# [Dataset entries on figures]

# # # # # # #

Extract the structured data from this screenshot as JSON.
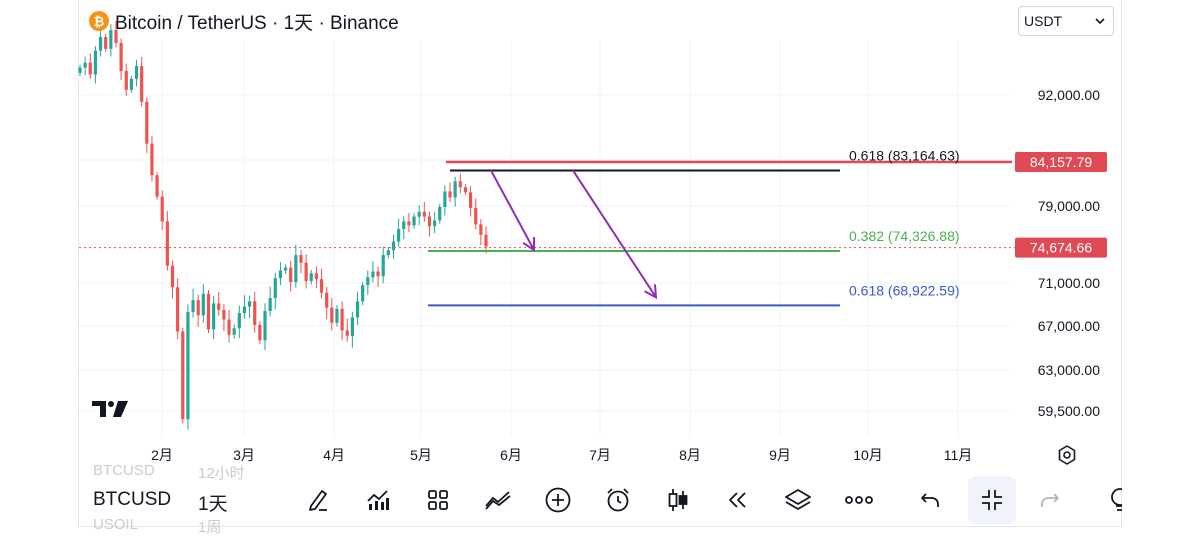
{
  "header": {
    "title": "Bitcoin / TetherUS · 1天 · Binance",
    "currency_select": "USDT",
    "btc_glyph": "₿"
  },
  "colors": {
    "up": "#26a69a",
    "down": "#ef5350",
    "resistance": "#e04a55",
    "black_line": "#131722",
    "green_line": "#4caf50",
    "blue_line": "#3a57d8",
    "arrow": "#8e2fb6"
  },
  "chart_data": {
    "type": "candlestick",
    "title": "Bitcoin / TetherUS · 1天 · Binance",
    "y_ticks": [
      "92,000.00",
      "79,000.00",
      "71,000.00",
      "67,000.00",
      "63,000.00",
      "59,500.00"
    ],
    "x_ticks": [
      "2月",
      "3月",
      "4月",
      "5月",
      "6月",
      "7月",
      "8月",
      "9月",
      "10月",
      "11月"
    ],
    "price_badges": [
      {
        "value": "84,157.79",
        "color": "#e04a55"
      },
      {
        "value": "74,674.66",
        "color": "#e04a55"
      }
    ],
    "levels": [
      {
        "label": "0.618 (83,164.63)",
        "value": 83164.63,
        "color": "#131722"
      },
      {
        "label": "0.382 (74,326.88)",
        "value": 74326.88,
        "color": "#4caf50"
      },
      {
        "label": "0.618 (68,922.59)",
        "value": 68922.59,
        "color": "#3a57d8"
      }
    ],
    "resistance_level": 84157.79,
    "last_price": 74674.66,
    "closes_sampled": [
      95200,
      95800,
      94400,
      97200,
      98800,
      97400,
      99600,
      98100,
      94800,
      92600,
      93900,
      95400,
      91200,
      86300,
      82600,
      80100,
      77400,
      72800,
      70600,
      66500,
      58800,
      68300,
      69400,
      68000,
      70000,
      66700,
      69100,
      68500,
      67600,
      66200,
      66800,
      68200,
      68800,
      69300,
      67100,
      65700,
      68400,
      69600,
      71500,
      72300,
      72600,
      71100,
      73900,
      73100,
      71200,
      72000,
      71400,
      70100,
      68700,
      67300,
      68600,
      66600,
      66100,
      67800,
      69300,
      70800,
      71600,
      72200,
      71700,
      73900,
      74400,
      75300,
      76600,
      77400,
      77000,
      77900,
      78400,
      77900,
      76900,
      77500,
      78900,
      80700,
      80000,
      81900,
      81200,
      80600,
      78800,
      77100,
      76000,
      74800
    ]
  },
  "bottom_bar": {
    "ghost_top_symbol": "BTCUSD",
    "ghost_top_tf": "12小时",
    "symbol": "BTCUSD",
    "timeframe": "1天",
    "ghost_bottom_symbol": "USOIL",
    "ghost_bottom_tf": "1周"
  }
}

# # # # # # #

Skip the images and write out the rest of the listing exactly.

# [Solution below]
Extract the structured data from this screenshot as JSON.
{
  "header": {
    "title": "Bitcoin / TetherUS · 1天 · Binance",
    "currency_select": "USDT",
    "btc_glyph": "₿"
  },
  "colors": {
    "up": "#26a69a",
    "down": "#ef5350",
    "resistance": "#e04a55",
    "black_line": "#131722",
    "green_line": "#4caf50",
    "blue_line": "#3a57d8",
    "arrow": "#8e2fb6"
  },
  "chart_data": {
    "type": "candlestick",
    "title": "Bitcoin / TetherUS · 1天 · Binance",
    "y_ticks": [
      "92,000.00",
      "79,000.00",
      "71,000.00",
      "67,000.00",
      "63,000.00",
      "59,500.00"
    ],
    "x_ticks": [
      "2月",
      "3月",
      "4月",
      "5月",
      "6月",
      "7月",
      "8月",
      "9月",
      "10月",
      "11月"
    ],
    "price_badges": [
      {
        "value": "84,157.79",
        "color": "#e04a55"
      },
      {
        "value": "74,674.66",
        "color": "#e04a55"
      }
    ],
    "levels": [
      {
        "label": "0.618 (83,164.63)",
        "value": 83164.63,
        "color": "#131722"
      },
      {
        "label": "0.382 (74,326.88)",
        "value": 74326.88,
        "color": "#4caf50"
      },
      {
        "label": "0.618 (68,922.59)",
        "value": 68922.59,
        "color": "#3a57d8"
      }
    ],
    "resistance_level": 84157.79,
    "last_price": 74674.66,
    "closes_sampled": [
      95200,
      95800,
      94400,
      97200,
      98800,
      97400,
      99600,
      98100,
      94800,
      92600,
      93900,
      95400,
      91200,
      86300,
      82600,
      80100,
      77400,
      72800,
      70600,
      66500,
      58800,
      68300,
      69400,
      68000,
      70000,
      66700,
      69100,
      68500,
      67600,
      66200,
      66800,
      68200,
      68800,
      69300,
      67100,
      65700,
      68400,
      69600,
      71500,
      72300,
      72600,
      71100,
      73900,
      73100,
      71200,
      72000,
      71400,
      70100,
      68700,
      67300,
      68600,
      66600,
      66100,
      67800,
      69300,
      70800,
      71600,
      72200,
      71700,
      73900,
      74400,
      75300,
      76600,
      77400,
      77000,
      77900,
      78400,
      77900,
      76900,
      77500,
      78900,
      80700,
      80000,
      81900,
      81200,
      80600,
      78800,
      77100,
      76000,
      74800
    ]
  },
  "bottom_bar": {
    "ghost_top_symbol": "BTCUSD",
    "ghost_top_tf": "12小时",
    "symbol": "BTCUSD",
    "timeframe": "1天",
    "ghost_bottom_symbol": "USOIL",
    "ghost_bottom_tf": "1周"
  }
}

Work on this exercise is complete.